What is needed ▸ Can all of these lines be returned exactly?

Items from a dataset ▸

##############################

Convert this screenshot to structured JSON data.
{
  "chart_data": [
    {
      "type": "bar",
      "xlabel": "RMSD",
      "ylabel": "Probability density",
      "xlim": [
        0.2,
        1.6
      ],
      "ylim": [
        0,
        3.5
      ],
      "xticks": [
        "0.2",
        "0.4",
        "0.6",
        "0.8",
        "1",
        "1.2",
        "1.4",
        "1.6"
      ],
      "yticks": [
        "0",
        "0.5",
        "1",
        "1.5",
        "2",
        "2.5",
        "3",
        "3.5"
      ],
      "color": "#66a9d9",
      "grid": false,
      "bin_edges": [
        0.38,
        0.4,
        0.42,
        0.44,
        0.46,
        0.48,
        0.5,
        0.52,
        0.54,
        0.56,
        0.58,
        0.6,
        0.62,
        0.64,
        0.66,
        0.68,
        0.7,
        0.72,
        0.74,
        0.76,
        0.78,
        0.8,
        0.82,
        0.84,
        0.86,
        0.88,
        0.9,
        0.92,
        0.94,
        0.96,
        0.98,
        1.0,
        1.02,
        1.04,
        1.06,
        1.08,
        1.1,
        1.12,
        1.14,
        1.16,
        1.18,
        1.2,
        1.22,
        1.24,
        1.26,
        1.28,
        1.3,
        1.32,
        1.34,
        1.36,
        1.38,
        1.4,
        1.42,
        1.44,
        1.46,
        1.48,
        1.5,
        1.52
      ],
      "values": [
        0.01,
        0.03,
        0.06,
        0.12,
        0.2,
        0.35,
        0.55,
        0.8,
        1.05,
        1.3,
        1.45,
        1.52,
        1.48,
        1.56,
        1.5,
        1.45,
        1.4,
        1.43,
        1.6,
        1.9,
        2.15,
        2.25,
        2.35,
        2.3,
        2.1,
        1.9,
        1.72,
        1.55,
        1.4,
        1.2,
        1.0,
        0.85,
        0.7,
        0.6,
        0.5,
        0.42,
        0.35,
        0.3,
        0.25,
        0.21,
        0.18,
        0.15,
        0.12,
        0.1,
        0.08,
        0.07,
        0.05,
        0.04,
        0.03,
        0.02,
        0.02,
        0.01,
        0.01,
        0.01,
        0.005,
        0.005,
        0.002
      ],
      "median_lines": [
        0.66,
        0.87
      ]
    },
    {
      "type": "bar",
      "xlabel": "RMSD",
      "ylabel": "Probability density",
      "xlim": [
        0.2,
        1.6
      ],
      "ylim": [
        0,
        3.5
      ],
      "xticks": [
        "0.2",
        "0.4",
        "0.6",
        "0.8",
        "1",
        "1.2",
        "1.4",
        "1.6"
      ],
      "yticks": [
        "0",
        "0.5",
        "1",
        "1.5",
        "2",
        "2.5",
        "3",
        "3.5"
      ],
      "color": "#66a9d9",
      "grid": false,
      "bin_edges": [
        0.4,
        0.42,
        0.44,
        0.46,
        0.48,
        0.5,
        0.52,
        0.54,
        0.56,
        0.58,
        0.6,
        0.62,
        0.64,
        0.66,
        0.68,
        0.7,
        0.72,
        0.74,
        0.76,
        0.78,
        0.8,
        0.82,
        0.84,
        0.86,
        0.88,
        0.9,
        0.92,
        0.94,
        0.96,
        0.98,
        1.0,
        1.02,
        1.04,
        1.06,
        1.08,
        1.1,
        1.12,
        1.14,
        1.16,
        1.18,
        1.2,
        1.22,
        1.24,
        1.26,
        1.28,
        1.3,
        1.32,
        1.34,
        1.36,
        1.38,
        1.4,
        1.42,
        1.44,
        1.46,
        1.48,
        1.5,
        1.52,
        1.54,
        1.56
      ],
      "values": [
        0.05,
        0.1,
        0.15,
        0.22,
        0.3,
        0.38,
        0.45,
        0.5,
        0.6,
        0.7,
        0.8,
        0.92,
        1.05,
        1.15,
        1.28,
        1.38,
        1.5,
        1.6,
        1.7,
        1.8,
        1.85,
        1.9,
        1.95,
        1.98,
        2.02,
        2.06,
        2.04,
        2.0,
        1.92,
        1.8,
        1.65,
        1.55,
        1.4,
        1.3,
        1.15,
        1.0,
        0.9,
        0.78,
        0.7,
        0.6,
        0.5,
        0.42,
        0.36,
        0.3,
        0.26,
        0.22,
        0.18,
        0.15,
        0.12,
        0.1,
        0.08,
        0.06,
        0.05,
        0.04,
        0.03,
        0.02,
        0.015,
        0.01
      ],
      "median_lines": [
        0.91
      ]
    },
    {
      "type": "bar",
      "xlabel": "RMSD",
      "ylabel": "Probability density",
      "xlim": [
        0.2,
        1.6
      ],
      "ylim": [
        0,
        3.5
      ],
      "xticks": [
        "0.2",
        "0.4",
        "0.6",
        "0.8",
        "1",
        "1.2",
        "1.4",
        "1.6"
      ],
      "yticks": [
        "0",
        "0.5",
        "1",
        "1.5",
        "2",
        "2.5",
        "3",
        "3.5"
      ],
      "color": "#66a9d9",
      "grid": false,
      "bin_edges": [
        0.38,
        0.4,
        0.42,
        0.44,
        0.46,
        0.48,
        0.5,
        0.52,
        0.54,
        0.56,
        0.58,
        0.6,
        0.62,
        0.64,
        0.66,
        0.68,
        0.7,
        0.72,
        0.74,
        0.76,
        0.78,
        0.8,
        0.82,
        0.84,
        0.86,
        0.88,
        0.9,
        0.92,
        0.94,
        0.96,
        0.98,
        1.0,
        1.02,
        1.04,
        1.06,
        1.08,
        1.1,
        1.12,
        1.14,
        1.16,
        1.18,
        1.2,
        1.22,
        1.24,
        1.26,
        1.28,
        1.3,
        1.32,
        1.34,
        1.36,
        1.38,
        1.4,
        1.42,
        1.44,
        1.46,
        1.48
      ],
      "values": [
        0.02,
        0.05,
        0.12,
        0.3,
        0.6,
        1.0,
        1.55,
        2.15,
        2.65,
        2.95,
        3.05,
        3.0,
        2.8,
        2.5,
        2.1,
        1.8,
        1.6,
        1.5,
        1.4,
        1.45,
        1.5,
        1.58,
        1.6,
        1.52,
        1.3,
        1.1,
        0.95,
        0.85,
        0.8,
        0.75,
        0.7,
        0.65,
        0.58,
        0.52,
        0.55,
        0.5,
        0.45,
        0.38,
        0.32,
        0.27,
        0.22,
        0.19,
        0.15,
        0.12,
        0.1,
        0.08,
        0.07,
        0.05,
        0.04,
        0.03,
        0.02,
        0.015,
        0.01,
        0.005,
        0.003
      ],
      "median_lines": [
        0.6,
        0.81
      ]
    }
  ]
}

##############################

Result ▸
Convert this screenshot to structured JSON data.
{
  "chart_data": [
    {
      "type": "bar",
      "xlabel": "RMSD",
      "ylabel": "Probability density",
      "xlim": [
        0.2,
        1.6
      ],
      "ylim": [
        0,
        3.5
      ],
      "xticks": [
        "0.2",
        "0.4",
        "0.6",
        "0.8",
        "1",
        "1.2",
        "1.4",
        "1.6"
      ],
      "yticks": [
        "0",
        "0.5",
        "1",
        "1.5",
        "2",
        "2.5",
        "3",
        "3.5"
      ],
      "color": "#66a9d9",
      "grid": false,
      "bin_edges": [
        0.38,
        0.4,
        0.42,
        0.44,
        0.46,
        0.48,
        0.5,
        0.52,
        0.54,
        0.56,
        0.58,
        0.6,
        0.62,
        0.64,
        0.66,
        0.68,
        0.7,
        0.72,
        0.74,
        0.76,
        0.78,
        0.8,
        0.82,
        0.84,
        0.86,
        0.88,
        0.9,
        0.92,
        0.94,
        0.96,
        0.98,
        1.0,
        1.02,
        1.04,
        1.06,
        1.08,
        1.1,
        1.12,
        1.14,
        1.16,
        1.18,
        1.2,
        1.22,
        1.24,
        1.26,
        1.28,
        1.3,
        1.32,
        1.34,
        1.36,
        1.38,
        1.4,
        1.42,
        1.44,
        1.46,
        1.48,
        1.5,
        1.52
      ],
      "values": [
        0.01,
        0.03,
        0.06,
        0.12,
        0.2,
        0.35,
        0.55,
        0.8,
        1.05,
        1.3,
        1.45,
        1.52,
        1.48,
        1.56,
        1.5,
        1.45,
        1.4,
        1.43,
        1.6,
        1.9,
        2.15,
        2.25,
        2.35,
        2.3,
        2.1,
        1.9,
        1.72,
        1.55,
        1.4,
        1.2,
        1.0,
        0.85,
        0.7,
        0.6,
        0.5,
        0.42,
        0.35,
        0.3,
        0.25,
        0.21,
        0.18,
        0.15,
        0.12,
        0.1,
        0.08,
        0.07,
        0.05,
        0.04,
        0.03,
        0.02,
        0.02,
        0.01,
        0.01,
        0.01,
        0.005,
        0.005,
        0.002
      ],
      "median_lines": [
        0.66,
        0.87
      ]
    },
    {
      "type": "bar",
      "xlabel": "RMSD",
      "ylabel": "Probability density",
      "xlim": [
        0.2,
        1.6
      ],
      "ylim": [
        0,
        3.5
      ],
      "xticks": [
        "0.2",
        "0.4",
        "0.6",
        "0.8",
        "1",
        "1.2",
        "1.4",
        "1.6"
      ],
      "yticks": [
        "0",
        "0.5",
        "1",
        "1.5",
        "2",
        "2.5",
        "3",
        "3.5"
      ],
      "color": "#66a9d9",
      "grid": false,
      "bin_edges": [
        0.4,
        0.42,
        0.44,
        0.46,
        0.48,
        0.5,
        0.52,
        0.54,
        0.56,
        0.58,
        0.6,
        0.62,
        0.64,
        0.66,
        0.68,
        0.7,
        0.72,
        0.74,
        0.76,
        0.78,
        0.8,
        0.82,
        0.84,
        0.86,
        0.88,
        0.9,
        0.92,
        0.94,
        0.96,
        0.98,
        1.0,
        1.02,
        1.04,
        1.06,
        1.08,
        1.1,
        1.12,
        1.14,
        1.16,
        1.18,
        1.2,
        1.22,
        1.24,
        1.26,
        1.28,
        1.3,
        1.32,
        1.34,
        1.36,
        1.38,
        1.4,
        1.42,
        1.44,
        1.46,
        1.48,
        1.5,
        1.52,
        1.54,
        1.56
      ],
      "values": [
        0.05,
        0.1,
        0.15,
        0.22,
        0.3,
        0.38,
        0.45,
        0.5,
        0.6,
        0.7,
        0.8,
        0.92,
        1.05,
        1.15,
        1.28,
        1.38,
        1.5,
        1.6,
        1.7,
        1.8,
        1.85,
        1.9,
        1.95,
        1.98,
        2.02,
        2.06,
        2.04,
        2.0,
        1.92,
        1.8,
        1.65,
        1.55,
        1.4,
        1.3,
        1.15,
        1.0,
        0.9,
        0.78,
        0.7,
        0.6,
        0.5,
        0.42,
        0.36,
        0.3,
        0.26,
        0.22,
        0.18,
        0.15,
        0.12,
        0.1,
        0.08,
        0.06,
        0.05,
        0.04,
        0.03,
        0.02,
        0.015,
        0.01
      ],
      "median_lines": [
        0.91
      ]
    },
    {
      "type": "bar",
      "xlabel": "RMSD",
      "ylabel": "Probability density",
      "xlim": [
        0.2,
        1.6
      ],
      "ylim": [
        0,
        3.5
      ],
      "xticks": [
        "0.2",
        "0.4",
        "0.6",
        "0.8",
        "1",
        "1.2",
        "1.4",
        "1.6"
      ],
      "yticks": [
        "0",
        "0.5",
        "1",
        "1.5",
        "2",
        "2.5",
        "3",
        "3.5"
      ],
      "color": "#66a9d9",
      "grid": false,
      "bin_edges": [
        0.38,
        0.4,
        0.42,
        0.44,
        0.46,
        0.48,
        0.5,
        0.52,
        0.54,
        0.56,
        0.58,
        0.6,
        0.62,
        0.64,
        0.66,
        0.68,
        0.7,
        0.72,
        0.74,
        0.76,
        0.78,
        0.8,
        0.82,
        0.84,
        0.86,
        0.88,
        0.9,
        0.92,
        0.94,
        0.96,
        0.98,
        1.0,
        1.02,
        1.04,
        1.06,
        1.08,
        1.1,
        1.12,
        1.14,
        1.16,
        1.18,
        1.2,
        1.22,
        1.24,
        1.26,
        1.28,
        1.3,
        1.32,
        1.34,
        1.36,
        1.38,
        1.4,
        1.42,
        1.44,
        1.46,
        1.48
      ],
      "values": [
        0.02,
        0.05,
        0.12,
        0.3,
        0.6,
        1.0,
        1.55,
        2.15,
        2.65,
        2.95,
        3.05,
        3.0,
        2.8,
        2.5,
        2.1,
        1.8,
        1.6,
        1.5,
        1.4,
        1.45,
        1.5,
        1.58,
        1.6,
        1.52,
        1.3,
        1.1,
        0.95,
        0.85,
        0.8,
        0.75,
        0.7,
        0.65,
        0.58,
        0.52,
        0.55,
        0.5,
        0.45,
        0.38,
        0.32,
        0.27,
        0.22,
        0.19,
        0.15,
        0.12,
        0.1,
        0.08,
        0.07,
        0.05,
        0.04,
        0.03,
        0.02,
        0.015,
        0.01,
        0.005,
        0.003
      ],
      "median_lines": [
        0.6,
        0.81
      ]
    }
  ]
}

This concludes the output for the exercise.